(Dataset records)
⟨

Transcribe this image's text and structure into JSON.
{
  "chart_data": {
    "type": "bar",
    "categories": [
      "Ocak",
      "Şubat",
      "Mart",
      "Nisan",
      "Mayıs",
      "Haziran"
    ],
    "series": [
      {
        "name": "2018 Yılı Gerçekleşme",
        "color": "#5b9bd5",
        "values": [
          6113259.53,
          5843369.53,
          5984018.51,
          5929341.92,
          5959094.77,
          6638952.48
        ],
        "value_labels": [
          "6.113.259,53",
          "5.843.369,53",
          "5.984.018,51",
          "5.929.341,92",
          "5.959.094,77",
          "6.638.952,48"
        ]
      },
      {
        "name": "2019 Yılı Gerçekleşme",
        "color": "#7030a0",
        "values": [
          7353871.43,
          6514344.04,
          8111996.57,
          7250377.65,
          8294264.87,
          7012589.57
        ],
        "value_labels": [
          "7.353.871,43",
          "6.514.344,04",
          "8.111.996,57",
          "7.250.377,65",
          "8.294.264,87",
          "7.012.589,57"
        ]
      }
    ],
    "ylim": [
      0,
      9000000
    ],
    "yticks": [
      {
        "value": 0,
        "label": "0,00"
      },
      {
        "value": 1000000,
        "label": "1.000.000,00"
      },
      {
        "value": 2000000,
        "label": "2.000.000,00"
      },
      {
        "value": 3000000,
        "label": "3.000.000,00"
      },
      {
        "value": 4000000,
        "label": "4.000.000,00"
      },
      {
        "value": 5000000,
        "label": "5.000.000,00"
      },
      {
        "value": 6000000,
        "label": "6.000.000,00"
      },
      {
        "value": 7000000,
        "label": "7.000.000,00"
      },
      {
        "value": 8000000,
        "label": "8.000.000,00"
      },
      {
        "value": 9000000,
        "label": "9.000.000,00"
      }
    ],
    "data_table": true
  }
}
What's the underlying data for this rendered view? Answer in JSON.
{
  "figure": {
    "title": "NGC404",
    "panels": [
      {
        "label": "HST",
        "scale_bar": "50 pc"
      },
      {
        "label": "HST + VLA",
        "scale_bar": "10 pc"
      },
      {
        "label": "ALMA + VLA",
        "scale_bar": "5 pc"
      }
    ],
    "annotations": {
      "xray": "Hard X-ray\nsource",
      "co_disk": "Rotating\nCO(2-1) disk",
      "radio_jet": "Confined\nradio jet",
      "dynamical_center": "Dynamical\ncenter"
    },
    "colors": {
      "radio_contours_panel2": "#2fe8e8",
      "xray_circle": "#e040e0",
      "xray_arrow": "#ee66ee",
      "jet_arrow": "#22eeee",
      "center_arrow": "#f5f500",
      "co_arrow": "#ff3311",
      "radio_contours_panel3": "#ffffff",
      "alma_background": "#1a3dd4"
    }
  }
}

⟩

Short task
Write out the full listing, keeping every line exactly as it is.

Right answer
Transcribe this image's text and structure into JSON.
{
  "chart_data": {
    "type": "bar",
    "categories": [
      "Ocak",
      "Şubat",
      "Mart",
      "Nisan",
      "Mayıs",
      "Haziran"
    ],
    "series": [
      {
        "name": "2018 Yılı Gerçekleşme",
        "color": "#5b9bd5",
        "values": [
          6113259.53,
          5843369.53,
          5984018.51,
          5929341.92,
          5959094.77,
          6638952.48
        ],
        "value_labels": [
          "6.113.259,53",
          "5.843.369,53",
          "5.984.018,51",
          "5.929.341,92",
          "5.959.094,77",
          "6.638.952,48"
        ]
      },
      {
        "name": "2019 Yılı Gerçekleşme",
        "color": "#7030a0",
        "values": [
          7353871.43,
          6514344.04,
          8111996.57,
          7250377.65,
          8294264.87,
          7012589.57
        ],
        "value_labels": [
          "7.353.871,43",
          "6.514.344,04",
          "8.111.996,57",
          "7.250.377,65",
          "8.294.264,87",
          "7.012.589,57"
        ]
      }
    ],
    "ylim": [
      0,
      9000000
    ],
    "yticks": [
      {
        "value": 0,
        "label": "0,00"
      },
      {
        "value": 1000000,
        "label": "1.000.000,00"
      },
      {
        "value": 2000000,
        "label": "2.000.000,00"
      },
      {
        "value": 3000000,
        "label": "3.000.000,00"
      },
      {
        "value": 4000000,
        "label": "4.000.000,00"
      },
      {
        "value": 5000000,
        "label": "5.000.000,00"
      },
      {
        "value": 6000000,
        "label": "6.000.000,00"
      },
      {
        "value": 7000000,
        "label": "7.000.000,00"
      },
      {
        "value": 8000000,
        "label": "8.000.000,00"
      },
      {
        "value": 9000000,
        "label": "9.000.000,00"
      }
    ],
    "data_table": true
  }
}
What's the underlying data for this rendered view? Answer in JSON.
{
  "figure": {
    "title": "NGC404",
    "panels": [
      {
        "label": "HST",
        "scale_bar": "50 pc"
      },
      {
        "label": "HST + VLA",
        "scale_bar": "10 pc"
      },
      {
        "label": "ALMA + VLA",
        "scale_bar": "5 pc"
      }
    ],
    "annotations": {
      "xray": "Hard X-ray\nsource",
      "co_disk": "Rotating\nCO(2-1) disk",
      "radio_jet": "Confined\nradio jet",
      "dynamical_center": "Dynamical\ncenter"
    },
    "colors": {
      "radio_contours_panel2": "#2fe8e8",
      "xray_circle": "#e040e0",
      "xray_arrow": "#ee66ee",
      "jet_arrow": "#22eeee",
      "center_arrow": "#f5f500",
      "co_arrow": "#ff3311",
      "radio_contours_panel3": "#ffffff",
      "alma_background": "#1a3dd4"
    }
  }
}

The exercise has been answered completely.